▸ **文档摘录**
────────────────────────────────────────

2017q3 Homework2 (prefix-search)

tags: `sysprogram`

contributed by <st9007a>

Github

Reviewed by `amikai`

建議提及理論的 prefix search 以及 TST, 在關聯到實做, 報告會比較有完整性
使用 s 來搜尋 Tai 的結果, 建議提供正確的版本作為對照, 可以用一些 grep 的方式之類的
tst_traverse_fn 這個函式老師以提供了, 建議先用原本的函式的 code 做舉例 (e.g. 印出整棵樹的值)，在提到 javascipt 的應用會比較流暢, 直接跳到 javascript 舉例好像怪怪的

以上是小弟淺見, 如有冒犯請見諒

Reviewed by `HTYISABUG`

C 有提供 getopt.h 幫助編程者管理 option, 直接用 argv 取得 argument 不夠嚴謹

開發環境

Linux 4.4.0-92-generic
Ubuntu 16.04.1 LTS
L1d cache:  32K
L1i cache:  32K
L2 cache:   256K
L3 cache:   6144K

修正 test_ref.c

首先打開，test_ref.c 會發現需要修正的地方都使用 copy 的方式

tst_ins_del(&root, &p, INS, CPY)

如果直接把 CPY 改成 REF 然後執行的話，雖然能正確編譯，但是執行結果是錯誤的，以下是使用 s 來搜尋 Tai 的結果

suggest[961] : Tai
suggest[962] : Tai
suggest[963] : Tai
suggest[964] : Tai
suggest[965] : Tai
suggest[966] : Tai
suggest[967] : Tai
suggest[968] : Tai
suggest[969] : Tai
suggest[970] : Tai

檢查 tst.c 的 tst_ins_del

void *tst_ins_del(tst_node **root, char *const *s, const int del, const int cpy)

────────────────────────────────────────

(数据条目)
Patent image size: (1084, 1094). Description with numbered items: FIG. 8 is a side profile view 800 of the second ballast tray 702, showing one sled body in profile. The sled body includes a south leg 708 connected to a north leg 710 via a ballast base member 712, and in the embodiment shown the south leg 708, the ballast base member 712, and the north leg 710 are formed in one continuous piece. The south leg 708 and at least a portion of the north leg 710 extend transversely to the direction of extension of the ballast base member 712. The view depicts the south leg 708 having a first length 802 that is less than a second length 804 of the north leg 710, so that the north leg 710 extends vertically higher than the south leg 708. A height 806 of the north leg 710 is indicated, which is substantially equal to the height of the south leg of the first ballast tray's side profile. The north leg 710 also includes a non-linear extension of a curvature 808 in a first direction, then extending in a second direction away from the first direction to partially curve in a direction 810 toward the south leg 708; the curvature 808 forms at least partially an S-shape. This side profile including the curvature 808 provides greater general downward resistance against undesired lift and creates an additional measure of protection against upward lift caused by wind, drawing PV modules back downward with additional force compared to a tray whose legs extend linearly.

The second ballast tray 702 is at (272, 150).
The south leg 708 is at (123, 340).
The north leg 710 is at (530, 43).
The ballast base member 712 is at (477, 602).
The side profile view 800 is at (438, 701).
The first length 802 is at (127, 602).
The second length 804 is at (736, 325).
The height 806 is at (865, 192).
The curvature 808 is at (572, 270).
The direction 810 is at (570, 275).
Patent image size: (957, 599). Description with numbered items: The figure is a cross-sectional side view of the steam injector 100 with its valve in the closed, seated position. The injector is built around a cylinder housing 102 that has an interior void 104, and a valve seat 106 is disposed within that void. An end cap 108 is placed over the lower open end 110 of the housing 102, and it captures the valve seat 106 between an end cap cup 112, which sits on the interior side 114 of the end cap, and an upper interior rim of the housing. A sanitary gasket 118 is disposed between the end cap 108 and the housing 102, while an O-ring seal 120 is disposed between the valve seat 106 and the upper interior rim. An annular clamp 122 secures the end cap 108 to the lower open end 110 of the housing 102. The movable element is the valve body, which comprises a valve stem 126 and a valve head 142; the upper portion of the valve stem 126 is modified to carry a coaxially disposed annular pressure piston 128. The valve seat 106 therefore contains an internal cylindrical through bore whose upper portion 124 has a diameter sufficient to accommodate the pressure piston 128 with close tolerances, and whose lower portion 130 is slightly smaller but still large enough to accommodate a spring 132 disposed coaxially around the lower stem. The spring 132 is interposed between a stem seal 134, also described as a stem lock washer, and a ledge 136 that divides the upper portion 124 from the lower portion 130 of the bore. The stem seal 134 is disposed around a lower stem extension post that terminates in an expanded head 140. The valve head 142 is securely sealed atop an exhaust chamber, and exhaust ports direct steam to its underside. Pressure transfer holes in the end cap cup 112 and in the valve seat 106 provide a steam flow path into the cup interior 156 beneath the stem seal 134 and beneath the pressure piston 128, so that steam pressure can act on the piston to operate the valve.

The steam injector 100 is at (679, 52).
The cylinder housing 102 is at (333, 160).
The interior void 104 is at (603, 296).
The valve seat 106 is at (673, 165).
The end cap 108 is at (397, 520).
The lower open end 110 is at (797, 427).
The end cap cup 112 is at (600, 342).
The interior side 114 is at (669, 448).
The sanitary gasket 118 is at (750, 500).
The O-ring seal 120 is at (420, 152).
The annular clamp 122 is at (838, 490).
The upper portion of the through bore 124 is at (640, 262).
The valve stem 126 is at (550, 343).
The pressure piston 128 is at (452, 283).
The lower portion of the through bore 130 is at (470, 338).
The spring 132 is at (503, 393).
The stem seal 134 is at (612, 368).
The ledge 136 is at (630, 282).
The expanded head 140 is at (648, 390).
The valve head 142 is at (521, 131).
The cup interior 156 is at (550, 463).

────────────────────────────────────────

▸ **任务一览**
(a) 请逐字复述上文关于前缀搜索作业的文档摘录全文。
(b) 请将记录中自起始行至包含“The first length 802 is at (127, 602).”的那一行（含首尾两行）整理为 JSON 字符串列表，每行对应一个字符串，空行略去。

▸ **答案列表**
(a)
2017q3 Homework2 (prefix-search)

tags: `sysprogram`

contributed by <st9007a>

Github

Reviewed by `amikai`

建議提及理論的 prefix search 以及 TST, 在關聯到實做, 報告會比較有完整性
使用 s 來搜尋 Tai 的結果, 建議提供正確的版本作為對照, 可以用一些 grep 的方式之類的
tst_traverse_fn 這個函式老師以提供了, 建議先用原本的函式的 code 做舉例 (e.g. 印出整棵樹的值)，在提到 javascipt 的應用會比較流暢, 直接跳到 javascript 舉例好像怪怪的

以上是小弟淺見, 如有冒犯請見諒

Reviewed by `HTYISABUG`

C 有提供 getopt.h 幫助編程者管理 option, 直接用 argv 取得 argument 不夠嚴謹

開發環境

Linux 4.4.0-92-generic
Ubuntu 16.04.1 LTS
L1d cache:  32K
L1i cache:  32K
L2 cache:   256K
L3 cache:   6144K

修正 test_ref.c

首先打開，test_ref.c 會發現需要修正的地方都使用 copy 的方式

tst_ins_del(&root, &p, INS, CPY)

如果直接把 CPY 改成 REF 然後執行的話，雖然能正確編譯，但是執行結果是錯誤的，以下是使用 s 來搜尋 Tai 的結果

suggest[961] : Tai
suggest[962] : Tai
suggest[963] : Tai
suggest[964] : Tai
suggest[965] : Tai
suggest[966] : Tai
suggest[967] : Tai
suggest[968] : Tai
suggest[969] : Tai
suggest[970] : Tai

檢查 tst.c 的 tst_ins_del

void *tst_ins_del(tst_node **root, char *const *s, const int del, const int cpy)

(b)
[
  "Patent image size: (1084, 1094). Description with numbered items: FIG. 8 is a side profile view 800 of the second ballast tray 702, showing one sled body in profile. The sled body includes a south leg 708 connected to a north leg 710 via a ballast base member 712, and in the embodiment shown the south leg 708, the ballast base member 712, and the north leg 710 are formed in one continuous piece. The south leg 708 and at least a portion of the north leg 710 extend transversely to the direction of extension of the ballast base member 712. The view depicts the south leg 708 having a first length 802 that is less than a second length 804 of the north leg 710, so that the north leg 710 extends vertically higher than the south leg 708. A height 806 of the north leg 710 is indicated, which is substantially equal to the height of the south leg of the first ballast tray's side profile. The north leg 710 also includes a non-linear extension of a curvature 808 in a first direction, then extending in a second direction away from the first direction to partially curve in a direction 810 toward the south leg 708; the curvature 808 forms at least partially an S-shape. This side profile including the curvature 808 provides greater general downward resistance against undesired lift and creates an additional measure of protection against upward lift caused by wind, drawing PV modules back downward with additional force compared to a tray whose legs extend linearly.",
  "The second ballast tray 702 is at (272, 150).",
  "The south leg 708 is at (123, 340).",
  "The north leg 710 is at (530, 43).",
  "The ballast base member 712 is at (477, 602).",
  "The side profile view 800 is at (438, 701).",
  "The first length 802 is at (127, 602)."
]